Entries —
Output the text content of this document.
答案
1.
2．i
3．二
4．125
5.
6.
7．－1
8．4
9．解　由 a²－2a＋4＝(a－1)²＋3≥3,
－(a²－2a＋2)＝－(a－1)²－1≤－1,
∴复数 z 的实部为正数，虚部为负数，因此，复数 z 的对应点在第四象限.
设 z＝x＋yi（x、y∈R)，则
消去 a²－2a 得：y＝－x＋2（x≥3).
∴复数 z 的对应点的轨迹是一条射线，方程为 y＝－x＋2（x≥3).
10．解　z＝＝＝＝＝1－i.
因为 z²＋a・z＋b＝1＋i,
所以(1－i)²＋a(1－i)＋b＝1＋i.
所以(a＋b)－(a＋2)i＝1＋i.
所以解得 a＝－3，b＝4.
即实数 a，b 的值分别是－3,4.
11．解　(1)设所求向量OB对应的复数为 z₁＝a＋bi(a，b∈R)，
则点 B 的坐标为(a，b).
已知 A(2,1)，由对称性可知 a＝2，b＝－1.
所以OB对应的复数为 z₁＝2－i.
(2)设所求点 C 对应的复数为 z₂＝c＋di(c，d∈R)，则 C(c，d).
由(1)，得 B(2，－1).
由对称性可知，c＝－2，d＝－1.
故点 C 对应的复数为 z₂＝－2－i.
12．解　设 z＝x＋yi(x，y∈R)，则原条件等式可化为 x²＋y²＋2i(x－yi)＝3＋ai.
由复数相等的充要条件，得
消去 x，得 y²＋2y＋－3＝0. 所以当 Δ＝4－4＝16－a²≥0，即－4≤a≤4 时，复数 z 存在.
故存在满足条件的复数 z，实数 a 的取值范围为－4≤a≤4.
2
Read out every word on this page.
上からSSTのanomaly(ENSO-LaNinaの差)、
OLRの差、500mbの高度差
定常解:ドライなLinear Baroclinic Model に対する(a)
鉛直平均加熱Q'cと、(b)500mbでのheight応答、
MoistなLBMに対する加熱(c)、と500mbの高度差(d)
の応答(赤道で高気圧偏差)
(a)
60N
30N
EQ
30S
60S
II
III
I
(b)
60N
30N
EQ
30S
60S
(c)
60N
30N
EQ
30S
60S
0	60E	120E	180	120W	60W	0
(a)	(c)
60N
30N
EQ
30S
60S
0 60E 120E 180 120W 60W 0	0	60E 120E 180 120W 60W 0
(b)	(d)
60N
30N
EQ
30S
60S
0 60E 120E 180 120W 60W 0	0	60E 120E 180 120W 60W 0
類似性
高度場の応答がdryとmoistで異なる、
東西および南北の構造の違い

What needs to be done —
Locate the word "this" in the records and collect each line it appears in.

Answer to the problem —
Output the text content of this document.
Read out every word on this page.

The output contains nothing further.